SET TASK.
Pictures aside, write out every record exactly as it appears.

** START OF EXCERPTED DATA **

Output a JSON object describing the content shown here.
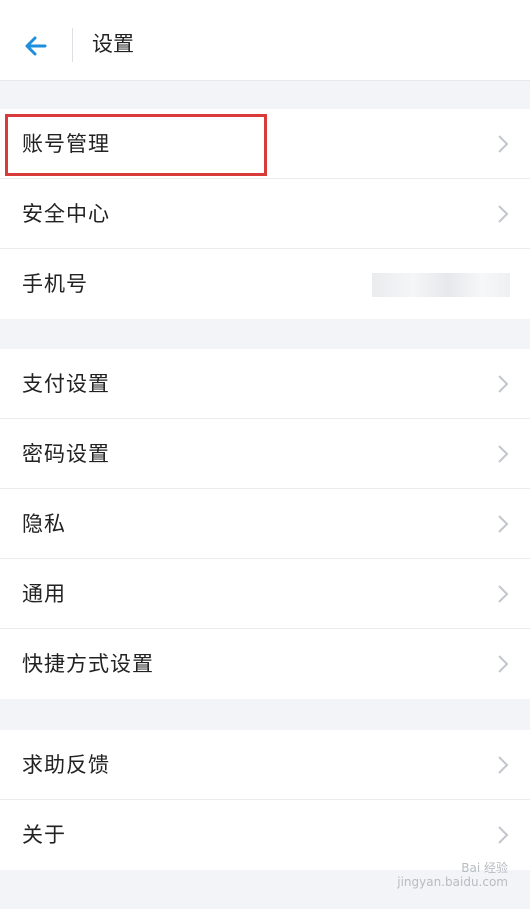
{
  "header": {
    "title": "设置"
  },
  "groups": [
    {
      "items": [
        {
          "label": "账号管理"
        },
        {
          "label": "安全中心"
        },
        {
          "label": "手机号"
        }
      ]
    },
    {
      "items": [
        {
          "label": "支付设置"
        },
        {
          "label": "密码设置"
        },
        {
          "label": "隐私"
        },
        {
          "label": "通用"
        },
        {
          "label": "快捷方式设置"
        }
      ]
    },
    {
      "items": [
        {
          "label": "求助反馈"
        },
        {
          "label": "关于"
        }
      ]
    }
  ],
  "colors": {
    "accent": "#1e8fdc",
    "highlight": "#d93a3a",
    "background": "#f2f4f7"
  },
  "watermark": {
    "line1": "Bai 经验",
    "line2": "jingyan.baidu.com"
  }
}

** END OF EXCERPTED DATA **

EXERCISE RESULT.
Output a JSON object describing the content shown here.
{
  "header": {
    "title": "设置"
  },
  "groups": [
    {
      "items": [
        {
          "label": "账号管理"
        },
        {
          "label": "安全中心"
        },
        {
          "label": "手机号"
        }
      ]
    },
    {
      "items": [
        {
          "label": "支付设置"
        },
        {
          "label": "密码设置"
        },
        {
          "label": "隐私"
        },
        {
          "label": "通用"
        },
        {
          "label": "快捷方式设置"
        }
      ]
    },
    {
      "items": [
        {
          "label": "求助反馈"
        },
        {
          "label": "关于"
        }
      ]
    }
  ],
  "colors": {
    "accent": "#1e8fdc",
    "highlight": "#d93a3a",
    "background": "#f2f4f7"
  },
  "watermark": {
    "line1": "Bai 经验",
    "line2": "jingyan.baidu.com"
  }
}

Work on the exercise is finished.